Source records:
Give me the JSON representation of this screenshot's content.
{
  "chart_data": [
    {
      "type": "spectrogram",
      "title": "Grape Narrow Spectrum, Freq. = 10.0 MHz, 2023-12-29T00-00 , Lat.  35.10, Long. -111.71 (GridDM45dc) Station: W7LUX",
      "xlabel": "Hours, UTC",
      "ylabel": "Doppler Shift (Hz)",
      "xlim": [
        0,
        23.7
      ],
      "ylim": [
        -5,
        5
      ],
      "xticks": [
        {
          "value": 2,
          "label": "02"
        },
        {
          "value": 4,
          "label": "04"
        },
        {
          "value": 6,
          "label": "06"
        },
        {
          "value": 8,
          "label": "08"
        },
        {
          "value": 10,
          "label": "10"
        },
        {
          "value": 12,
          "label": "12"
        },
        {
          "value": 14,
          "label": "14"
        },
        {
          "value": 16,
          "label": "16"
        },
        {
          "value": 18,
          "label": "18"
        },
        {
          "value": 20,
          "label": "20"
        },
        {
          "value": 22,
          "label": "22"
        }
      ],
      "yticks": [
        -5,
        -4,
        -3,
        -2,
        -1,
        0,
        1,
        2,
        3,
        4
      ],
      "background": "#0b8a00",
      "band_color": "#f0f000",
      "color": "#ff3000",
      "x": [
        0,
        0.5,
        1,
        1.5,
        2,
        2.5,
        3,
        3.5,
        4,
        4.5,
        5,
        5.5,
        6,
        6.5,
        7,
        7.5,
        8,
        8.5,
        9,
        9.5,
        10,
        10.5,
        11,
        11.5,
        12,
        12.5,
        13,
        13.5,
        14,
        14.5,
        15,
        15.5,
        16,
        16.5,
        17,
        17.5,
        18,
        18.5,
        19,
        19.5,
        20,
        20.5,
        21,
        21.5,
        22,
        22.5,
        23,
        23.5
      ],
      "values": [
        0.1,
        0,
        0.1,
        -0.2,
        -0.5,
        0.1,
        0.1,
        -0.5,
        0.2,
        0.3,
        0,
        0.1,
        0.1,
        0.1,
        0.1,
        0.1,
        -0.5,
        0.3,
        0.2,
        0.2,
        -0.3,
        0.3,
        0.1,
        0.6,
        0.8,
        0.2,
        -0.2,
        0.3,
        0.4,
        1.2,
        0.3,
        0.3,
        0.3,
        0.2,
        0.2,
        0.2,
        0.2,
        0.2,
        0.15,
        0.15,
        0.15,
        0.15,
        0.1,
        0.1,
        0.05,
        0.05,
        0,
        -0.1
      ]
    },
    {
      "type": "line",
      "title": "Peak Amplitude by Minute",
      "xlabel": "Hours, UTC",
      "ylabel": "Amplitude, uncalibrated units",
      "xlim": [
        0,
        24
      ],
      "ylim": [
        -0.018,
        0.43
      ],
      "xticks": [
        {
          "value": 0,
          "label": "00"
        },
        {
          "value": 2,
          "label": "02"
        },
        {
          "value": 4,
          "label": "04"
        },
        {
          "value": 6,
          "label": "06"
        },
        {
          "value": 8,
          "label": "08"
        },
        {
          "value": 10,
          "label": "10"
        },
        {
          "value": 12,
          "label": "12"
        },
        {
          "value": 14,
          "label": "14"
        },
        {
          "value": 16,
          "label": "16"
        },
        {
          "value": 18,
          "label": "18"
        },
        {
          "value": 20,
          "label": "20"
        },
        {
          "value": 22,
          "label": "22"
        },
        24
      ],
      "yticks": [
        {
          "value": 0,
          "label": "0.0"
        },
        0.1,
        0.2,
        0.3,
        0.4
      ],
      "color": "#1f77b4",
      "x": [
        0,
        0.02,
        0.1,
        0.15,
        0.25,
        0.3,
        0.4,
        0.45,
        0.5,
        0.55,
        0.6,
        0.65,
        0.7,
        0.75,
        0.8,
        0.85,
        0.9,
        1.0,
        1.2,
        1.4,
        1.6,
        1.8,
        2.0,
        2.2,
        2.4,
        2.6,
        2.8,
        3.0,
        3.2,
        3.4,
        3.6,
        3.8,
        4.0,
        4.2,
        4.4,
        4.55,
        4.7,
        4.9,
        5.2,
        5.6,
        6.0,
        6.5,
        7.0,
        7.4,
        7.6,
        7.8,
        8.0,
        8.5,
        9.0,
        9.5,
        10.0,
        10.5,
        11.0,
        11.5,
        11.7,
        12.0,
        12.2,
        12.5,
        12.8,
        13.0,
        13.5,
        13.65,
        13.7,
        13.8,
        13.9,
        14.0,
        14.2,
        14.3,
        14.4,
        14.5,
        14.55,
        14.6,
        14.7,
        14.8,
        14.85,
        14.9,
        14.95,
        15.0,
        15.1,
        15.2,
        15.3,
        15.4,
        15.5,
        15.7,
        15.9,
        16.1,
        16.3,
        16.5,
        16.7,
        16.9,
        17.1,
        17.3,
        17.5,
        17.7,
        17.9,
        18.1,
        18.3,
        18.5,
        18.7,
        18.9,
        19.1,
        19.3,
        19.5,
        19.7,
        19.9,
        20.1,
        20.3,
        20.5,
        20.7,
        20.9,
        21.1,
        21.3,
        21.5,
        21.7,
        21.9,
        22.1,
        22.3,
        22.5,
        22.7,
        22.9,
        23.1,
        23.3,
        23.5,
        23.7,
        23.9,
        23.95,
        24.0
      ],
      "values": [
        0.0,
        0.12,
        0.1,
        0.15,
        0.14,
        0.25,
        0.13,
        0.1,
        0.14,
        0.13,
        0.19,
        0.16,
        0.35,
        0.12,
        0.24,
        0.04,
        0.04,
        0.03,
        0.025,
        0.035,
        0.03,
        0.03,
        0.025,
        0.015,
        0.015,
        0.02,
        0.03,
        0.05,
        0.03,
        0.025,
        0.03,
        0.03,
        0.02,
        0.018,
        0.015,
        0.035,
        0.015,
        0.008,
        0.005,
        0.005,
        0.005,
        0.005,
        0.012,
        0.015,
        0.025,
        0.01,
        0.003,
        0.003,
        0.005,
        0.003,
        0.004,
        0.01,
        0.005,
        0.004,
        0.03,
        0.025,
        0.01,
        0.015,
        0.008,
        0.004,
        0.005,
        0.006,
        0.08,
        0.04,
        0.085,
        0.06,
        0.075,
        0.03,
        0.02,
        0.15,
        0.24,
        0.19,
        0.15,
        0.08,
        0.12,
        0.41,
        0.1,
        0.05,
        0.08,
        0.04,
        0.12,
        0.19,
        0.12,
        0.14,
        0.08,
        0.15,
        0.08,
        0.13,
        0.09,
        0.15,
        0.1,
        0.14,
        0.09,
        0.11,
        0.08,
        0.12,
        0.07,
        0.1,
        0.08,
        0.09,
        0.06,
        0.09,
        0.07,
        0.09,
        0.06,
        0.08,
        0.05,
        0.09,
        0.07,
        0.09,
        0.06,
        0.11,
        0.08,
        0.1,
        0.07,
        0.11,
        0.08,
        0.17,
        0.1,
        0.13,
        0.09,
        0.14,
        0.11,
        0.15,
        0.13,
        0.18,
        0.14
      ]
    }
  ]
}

What the task asks:
Scan the material above. Extract every line in which the word "title" occurs.

Solution below:
      "title": "Grape Narrow Spectrum, Freq. = 10.0 MHz, 2023-12-29T00-00 , Lat.  35.10, Long. -111.71 (GridDM45dc) Station: W7LUX",
      "title": "Peak Amplitude by Minute",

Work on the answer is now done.